* start *
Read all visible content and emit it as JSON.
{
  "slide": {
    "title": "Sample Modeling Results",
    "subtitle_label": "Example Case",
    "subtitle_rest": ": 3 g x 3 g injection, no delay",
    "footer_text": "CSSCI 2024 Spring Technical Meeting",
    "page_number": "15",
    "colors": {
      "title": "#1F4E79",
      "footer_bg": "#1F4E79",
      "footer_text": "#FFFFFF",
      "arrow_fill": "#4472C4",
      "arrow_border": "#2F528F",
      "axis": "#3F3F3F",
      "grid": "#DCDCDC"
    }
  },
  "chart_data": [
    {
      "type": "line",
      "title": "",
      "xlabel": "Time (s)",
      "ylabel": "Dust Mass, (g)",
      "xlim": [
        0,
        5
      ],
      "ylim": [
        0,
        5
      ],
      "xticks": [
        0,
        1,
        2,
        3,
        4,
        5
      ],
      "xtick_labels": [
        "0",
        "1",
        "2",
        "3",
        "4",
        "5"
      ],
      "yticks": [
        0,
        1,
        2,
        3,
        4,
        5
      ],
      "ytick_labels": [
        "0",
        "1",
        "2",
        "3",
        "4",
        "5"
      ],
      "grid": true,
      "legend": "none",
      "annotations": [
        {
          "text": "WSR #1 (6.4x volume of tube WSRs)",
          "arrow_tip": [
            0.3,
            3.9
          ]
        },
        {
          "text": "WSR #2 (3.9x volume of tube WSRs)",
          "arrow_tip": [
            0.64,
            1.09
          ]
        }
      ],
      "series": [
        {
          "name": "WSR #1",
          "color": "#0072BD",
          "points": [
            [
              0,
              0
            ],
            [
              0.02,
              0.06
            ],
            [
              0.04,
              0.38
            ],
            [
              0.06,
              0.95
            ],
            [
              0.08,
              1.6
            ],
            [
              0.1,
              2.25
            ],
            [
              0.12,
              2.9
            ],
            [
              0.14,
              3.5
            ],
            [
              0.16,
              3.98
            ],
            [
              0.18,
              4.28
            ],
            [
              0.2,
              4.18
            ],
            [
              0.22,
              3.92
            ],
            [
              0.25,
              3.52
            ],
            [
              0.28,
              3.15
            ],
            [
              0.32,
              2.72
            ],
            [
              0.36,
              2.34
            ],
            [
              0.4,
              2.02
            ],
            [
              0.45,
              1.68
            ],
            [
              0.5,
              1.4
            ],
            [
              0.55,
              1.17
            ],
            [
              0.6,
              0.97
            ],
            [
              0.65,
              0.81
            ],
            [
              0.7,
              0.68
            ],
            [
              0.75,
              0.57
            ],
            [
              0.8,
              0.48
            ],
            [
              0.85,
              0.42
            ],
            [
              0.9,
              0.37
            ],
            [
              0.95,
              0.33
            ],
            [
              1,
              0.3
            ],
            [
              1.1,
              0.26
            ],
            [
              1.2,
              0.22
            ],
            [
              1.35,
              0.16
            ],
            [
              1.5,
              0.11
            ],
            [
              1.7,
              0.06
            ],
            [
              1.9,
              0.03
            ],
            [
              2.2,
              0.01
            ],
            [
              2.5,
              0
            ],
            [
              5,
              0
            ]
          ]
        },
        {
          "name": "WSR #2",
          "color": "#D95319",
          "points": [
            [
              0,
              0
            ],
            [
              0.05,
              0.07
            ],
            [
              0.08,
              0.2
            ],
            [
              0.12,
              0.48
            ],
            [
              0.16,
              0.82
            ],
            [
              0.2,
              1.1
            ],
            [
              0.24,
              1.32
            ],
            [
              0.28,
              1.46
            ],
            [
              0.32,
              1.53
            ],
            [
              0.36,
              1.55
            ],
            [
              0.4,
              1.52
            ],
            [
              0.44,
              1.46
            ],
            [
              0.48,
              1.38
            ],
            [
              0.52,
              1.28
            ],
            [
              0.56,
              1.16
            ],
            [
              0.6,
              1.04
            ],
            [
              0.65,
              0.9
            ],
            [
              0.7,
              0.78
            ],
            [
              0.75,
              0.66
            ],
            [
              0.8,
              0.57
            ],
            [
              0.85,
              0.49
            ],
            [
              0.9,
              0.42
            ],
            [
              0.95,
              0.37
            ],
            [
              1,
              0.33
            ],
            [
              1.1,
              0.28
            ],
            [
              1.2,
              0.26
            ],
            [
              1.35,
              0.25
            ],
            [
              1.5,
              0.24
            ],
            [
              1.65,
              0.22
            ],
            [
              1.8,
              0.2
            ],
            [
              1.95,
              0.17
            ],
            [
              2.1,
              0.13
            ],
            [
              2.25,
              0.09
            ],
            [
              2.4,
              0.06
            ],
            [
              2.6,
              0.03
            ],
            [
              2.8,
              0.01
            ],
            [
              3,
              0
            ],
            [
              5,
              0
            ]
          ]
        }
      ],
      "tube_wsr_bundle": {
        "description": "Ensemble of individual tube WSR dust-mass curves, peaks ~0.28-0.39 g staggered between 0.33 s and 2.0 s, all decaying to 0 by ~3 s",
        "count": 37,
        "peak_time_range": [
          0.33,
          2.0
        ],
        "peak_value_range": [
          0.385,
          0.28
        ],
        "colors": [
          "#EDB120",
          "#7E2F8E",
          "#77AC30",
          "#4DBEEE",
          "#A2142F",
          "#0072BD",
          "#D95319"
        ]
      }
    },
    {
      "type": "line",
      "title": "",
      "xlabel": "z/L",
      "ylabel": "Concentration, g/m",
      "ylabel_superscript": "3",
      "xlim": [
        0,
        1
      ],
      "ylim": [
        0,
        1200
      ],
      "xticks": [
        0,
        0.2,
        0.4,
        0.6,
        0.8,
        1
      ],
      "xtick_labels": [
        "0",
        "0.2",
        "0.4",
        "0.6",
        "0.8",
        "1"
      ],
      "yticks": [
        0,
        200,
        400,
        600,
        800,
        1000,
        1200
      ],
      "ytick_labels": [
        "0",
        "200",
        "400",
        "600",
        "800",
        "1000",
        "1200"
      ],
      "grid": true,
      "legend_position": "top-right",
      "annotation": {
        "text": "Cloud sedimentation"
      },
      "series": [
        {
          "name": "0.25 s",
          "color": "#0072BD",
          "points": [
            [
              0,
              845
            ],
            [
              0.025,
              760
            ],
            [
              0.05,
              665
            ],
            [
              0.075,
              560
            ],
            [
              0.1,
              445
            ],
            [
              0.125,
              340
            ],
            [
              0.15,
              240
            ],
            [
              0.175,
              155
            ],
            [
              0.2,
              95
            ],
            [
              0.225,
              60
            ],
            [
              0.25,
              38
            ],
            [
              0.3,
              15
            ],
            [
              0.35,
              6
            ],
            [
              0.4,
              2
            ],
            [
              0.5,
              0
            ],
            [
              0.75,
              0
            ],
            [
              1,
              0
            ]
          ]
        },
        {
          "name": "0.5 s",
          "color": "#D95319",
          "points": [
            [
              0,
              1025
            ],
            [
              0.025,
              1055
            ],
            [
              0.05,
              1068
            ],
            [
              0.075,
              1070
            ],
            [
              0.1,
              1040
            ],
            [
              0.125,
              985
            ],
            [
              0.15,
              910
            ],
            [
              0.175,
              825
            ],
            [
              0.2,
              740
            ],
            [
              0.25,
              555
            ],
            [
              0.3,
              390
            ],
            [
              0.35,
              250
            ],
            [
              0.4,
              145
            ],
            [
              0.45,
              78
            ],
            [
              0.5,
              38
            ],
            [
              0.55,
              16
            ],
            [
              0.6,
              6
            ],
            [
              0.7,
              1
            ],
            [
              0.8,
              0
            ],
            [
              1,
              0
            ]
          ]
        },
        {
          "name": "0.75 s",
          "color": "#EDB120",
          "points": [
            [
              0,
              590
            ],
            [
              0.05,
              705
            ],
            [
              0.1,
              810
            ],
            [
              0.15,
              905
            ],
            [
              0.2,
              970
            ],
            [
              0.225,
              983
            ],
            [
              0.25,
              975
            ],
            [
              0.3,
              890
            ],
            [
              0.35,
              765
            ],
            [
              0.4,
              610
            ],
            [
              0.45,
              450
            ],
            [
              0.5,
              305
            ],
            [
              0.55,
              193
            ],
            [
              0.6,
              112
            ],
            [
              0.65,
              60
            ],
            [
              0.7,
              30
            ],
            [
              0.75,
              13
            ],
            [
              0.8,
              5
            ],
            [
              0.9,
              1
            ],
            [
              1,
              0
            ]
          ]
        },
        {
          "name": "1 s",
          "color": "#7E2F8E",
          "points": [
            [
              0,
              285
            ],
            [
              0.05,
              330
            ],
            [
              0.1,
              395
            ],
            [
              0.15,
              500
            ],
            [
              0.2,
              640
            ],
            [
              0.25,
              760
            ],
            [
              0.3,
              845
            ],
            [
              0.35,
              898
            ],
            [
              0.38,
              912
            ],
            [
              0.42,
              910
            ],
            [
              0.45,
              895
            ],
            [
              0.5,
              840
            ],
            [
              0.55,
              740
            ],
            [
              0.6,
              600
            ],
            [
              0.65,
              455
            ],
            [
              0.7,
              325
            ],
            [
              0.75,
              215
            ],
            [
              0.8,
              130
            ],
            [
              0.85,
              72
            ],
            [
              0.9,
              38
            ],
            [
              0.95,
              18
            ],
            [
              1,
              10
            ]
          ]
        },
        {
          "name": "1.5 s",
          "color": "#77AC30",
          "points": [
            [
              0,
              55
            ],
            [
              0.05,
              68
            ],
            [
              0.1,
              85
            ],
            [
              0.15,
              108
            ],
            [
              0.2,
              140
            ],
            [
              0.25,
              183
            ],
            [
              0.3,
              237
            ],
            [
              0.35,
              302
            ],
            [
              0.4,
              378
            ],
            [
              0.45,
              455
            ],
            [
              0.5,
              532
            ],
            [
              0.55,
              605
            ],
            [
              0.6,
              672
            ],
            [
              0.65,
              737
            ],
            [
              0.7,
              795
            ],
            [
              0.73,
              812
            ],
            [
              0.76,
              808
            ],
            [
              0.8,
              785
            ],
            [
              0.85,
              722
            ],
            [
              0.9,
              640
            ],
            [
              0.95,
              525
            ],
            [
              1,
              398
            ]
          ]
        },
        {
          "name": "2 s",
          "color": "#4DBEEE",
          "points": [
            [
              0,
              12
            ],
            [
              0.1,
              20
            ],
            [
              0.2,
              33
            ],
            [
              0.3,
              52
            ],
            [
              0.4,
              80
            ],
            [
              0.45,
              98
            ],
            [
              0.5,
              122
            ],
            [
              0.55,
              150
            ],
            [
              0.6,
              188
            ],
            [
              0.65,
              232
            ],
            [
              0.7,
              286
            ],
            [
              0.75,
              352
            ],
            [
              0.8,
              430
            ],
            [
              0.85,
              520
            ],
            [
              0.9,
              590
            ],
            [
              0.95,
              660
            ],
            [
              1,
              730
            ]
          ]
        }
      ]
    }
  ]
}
* end *
→ What is required
Go through the records above and copy every line with the word "volume".

→ Solved problem
          "text": "WSR #1 (6.4x volume of tube WSRs)",
          "text": "WSR #2 (3.9x volume of tube WSRs)",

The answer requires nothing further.